TASK INSTRUCTIONS:
Return each line of the records holding the string "Request".

DATA SHOWN:
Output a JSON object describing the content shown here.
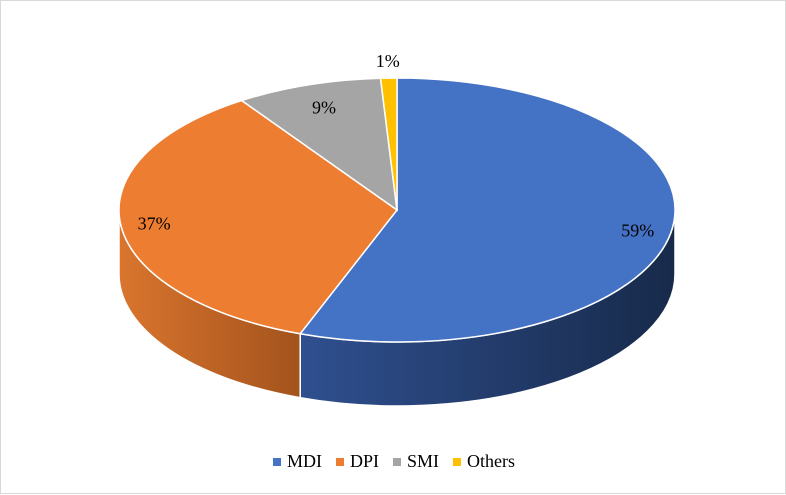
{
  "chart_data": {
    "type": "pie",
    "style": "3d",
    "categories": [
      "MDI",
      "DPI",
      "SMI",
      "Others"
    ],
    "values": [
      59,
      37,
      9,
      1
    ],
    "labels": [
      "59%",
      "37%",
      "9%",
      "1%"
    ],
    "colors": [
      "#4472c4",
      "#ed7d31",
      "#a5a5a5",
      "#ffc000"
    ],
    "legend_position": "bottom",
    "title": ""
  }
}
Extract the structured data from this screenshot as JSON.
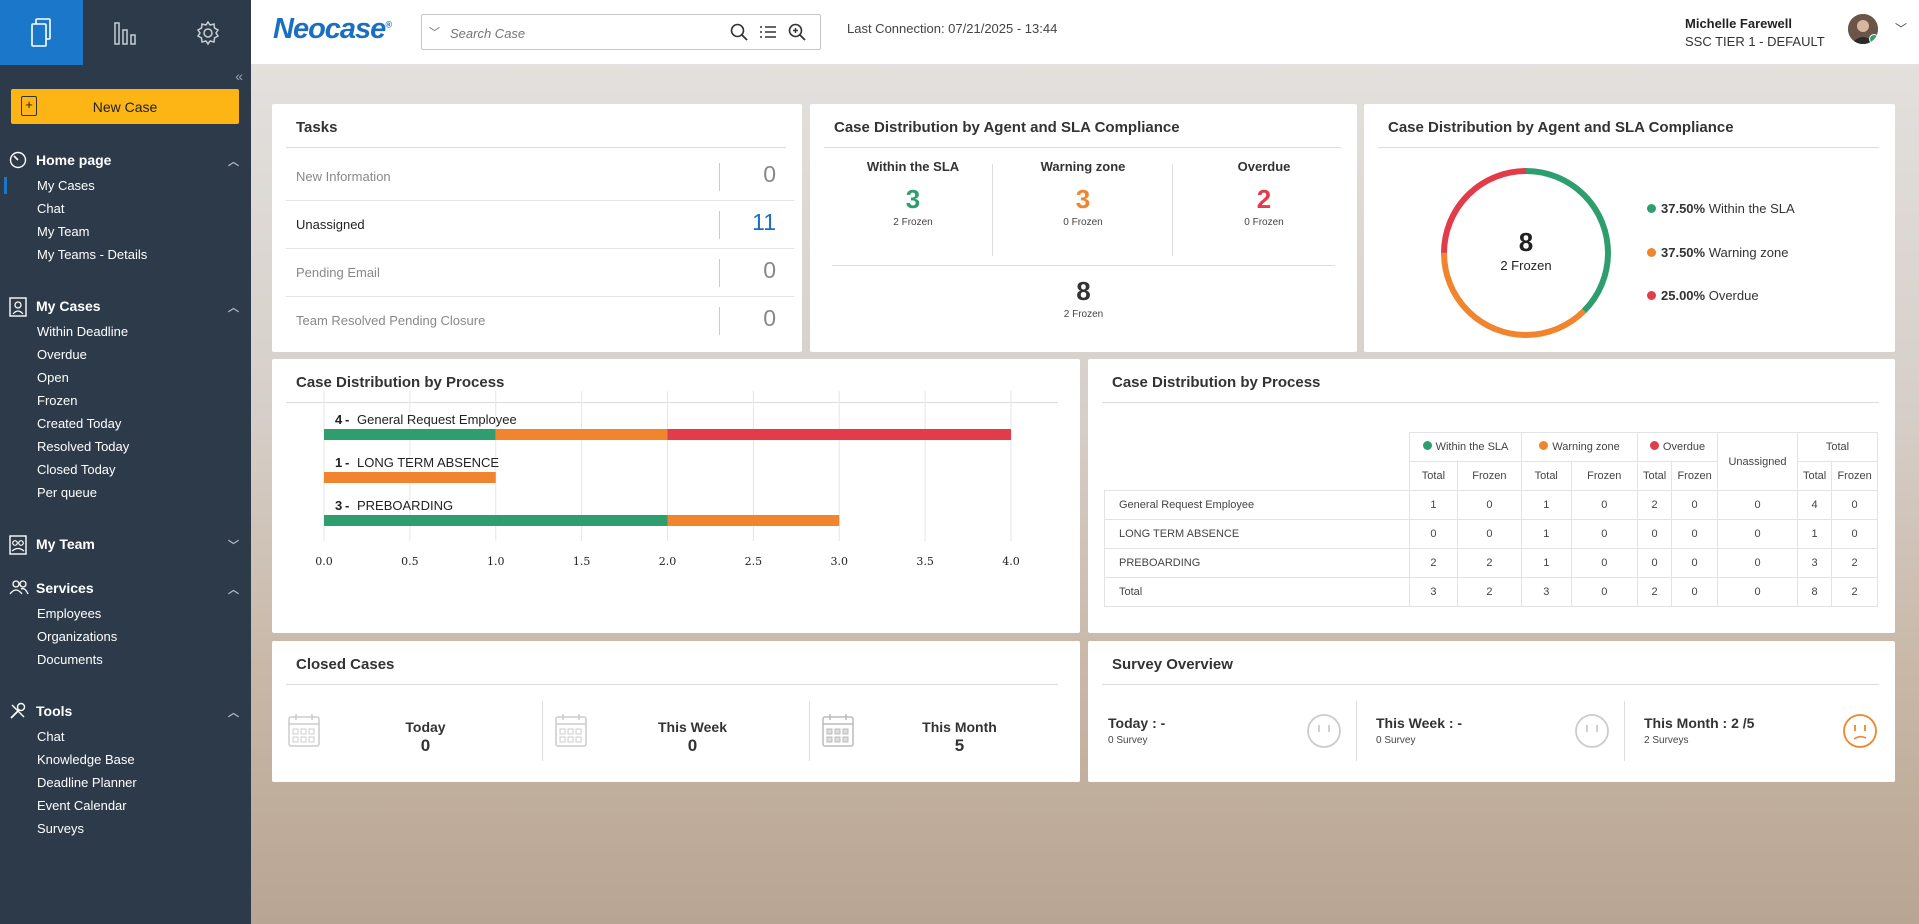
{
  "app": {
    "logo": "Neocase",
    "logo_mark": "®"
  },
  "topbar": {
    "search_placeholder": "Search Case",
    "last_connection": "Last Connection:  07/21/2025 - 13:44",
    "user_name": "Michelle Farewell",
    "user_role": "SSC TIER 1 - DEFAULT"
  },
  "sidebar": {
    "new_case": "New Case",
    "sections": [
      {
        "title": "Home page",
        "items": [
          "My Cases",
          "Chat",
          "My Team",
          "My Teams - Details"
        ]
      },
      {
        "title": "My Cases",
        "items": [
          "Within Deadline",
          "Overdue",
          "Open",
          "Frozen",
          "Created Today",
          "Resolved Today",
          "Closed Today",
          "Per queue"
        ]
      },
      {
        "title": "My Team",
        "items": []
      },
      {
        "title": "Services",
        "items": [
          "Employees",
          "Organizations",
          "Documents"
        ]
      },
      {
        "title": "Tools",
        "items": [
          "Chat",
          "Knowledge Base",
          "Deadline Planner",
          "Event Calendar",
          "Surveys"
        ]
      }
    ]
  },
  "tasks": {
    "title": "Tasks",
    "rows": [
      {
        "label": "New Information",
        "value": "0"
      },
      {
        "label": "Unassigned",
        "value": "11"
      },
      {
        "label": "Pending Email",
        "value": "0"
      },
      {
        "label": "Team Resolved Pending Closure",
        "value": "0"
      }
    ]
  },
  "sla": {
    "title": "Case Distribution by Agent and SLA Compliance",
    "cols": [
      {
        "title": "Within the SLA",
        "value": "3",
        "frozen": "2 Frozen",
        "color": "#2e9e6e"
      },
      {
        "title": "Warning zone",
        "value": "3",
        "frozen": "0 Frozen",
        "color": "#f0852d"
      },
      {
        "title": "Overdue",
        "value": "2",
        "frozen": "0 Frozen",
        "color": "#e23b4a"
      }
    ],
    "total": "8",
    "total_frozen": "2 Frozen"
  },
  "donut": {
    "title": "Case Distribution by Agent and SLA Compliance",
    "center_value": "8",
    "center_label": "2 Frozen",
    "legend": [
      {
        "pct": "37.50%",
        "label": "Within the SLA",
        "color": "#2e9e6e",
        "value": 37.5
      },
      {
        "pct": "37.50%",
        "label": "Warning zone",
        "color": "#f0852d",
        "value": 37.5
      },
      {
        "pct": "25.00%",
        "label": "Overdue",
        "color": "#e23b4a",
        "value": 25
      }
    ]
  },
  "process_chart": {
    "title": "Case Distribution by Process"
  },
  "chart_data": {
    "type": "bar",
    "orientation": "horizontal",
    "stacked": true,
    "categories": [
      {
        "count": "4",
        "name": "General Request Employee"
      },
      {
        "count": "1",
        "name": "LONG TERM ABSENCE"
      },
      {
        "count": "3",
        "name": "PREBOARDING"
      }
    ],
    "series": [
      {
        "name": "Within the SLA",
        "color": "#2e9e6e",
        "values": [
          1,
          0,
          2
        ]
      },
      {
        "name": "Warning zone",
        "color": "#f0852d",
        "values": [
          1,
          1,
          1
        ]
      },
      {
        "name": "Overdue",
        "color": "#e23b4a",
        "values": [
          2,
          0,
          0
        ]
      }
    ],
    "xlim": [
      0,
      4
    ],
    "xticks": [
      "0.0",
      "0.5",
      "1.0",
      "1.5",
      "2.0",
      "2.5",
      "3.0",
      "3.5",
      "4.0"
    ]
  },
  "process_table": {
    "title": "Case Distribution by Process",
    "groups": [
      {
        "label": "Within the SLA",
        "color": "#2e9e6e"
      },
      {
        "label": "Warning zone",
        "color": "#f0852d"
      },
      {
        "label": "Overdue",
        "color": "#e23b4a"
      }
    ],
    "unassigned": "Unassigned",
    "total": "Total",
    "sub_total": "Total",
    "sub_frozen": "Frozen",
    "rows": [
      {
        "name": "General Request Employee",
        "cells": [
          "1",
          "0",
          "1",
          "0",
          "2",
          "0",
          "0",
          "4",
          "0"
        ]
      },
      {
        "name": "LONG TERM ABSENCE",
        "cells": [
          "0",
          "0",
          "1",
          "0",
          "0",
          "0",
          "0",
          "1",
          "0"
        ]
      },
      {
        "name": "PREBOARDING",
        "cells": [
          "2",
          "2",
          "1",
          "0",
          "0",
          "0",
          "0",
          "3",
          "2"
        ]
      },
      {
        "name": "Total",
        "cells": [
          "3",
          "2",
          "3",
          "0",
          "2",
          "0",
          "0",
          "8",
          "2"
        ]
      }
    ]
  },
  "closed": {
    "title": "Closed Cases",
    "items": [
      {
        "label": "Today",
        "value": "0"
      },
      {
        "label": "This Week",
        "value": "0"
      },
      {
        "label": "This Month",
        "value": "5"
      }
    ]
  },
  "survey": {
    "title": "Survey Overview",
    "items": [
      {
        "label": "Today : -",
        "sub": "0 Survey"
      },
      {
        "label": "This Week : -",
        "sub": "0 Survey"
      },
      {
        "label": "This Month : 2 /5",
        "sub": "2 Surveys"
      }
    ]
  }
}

THE RESULT:
        "name": "General Request Employee"
        "name": "General Request Employee",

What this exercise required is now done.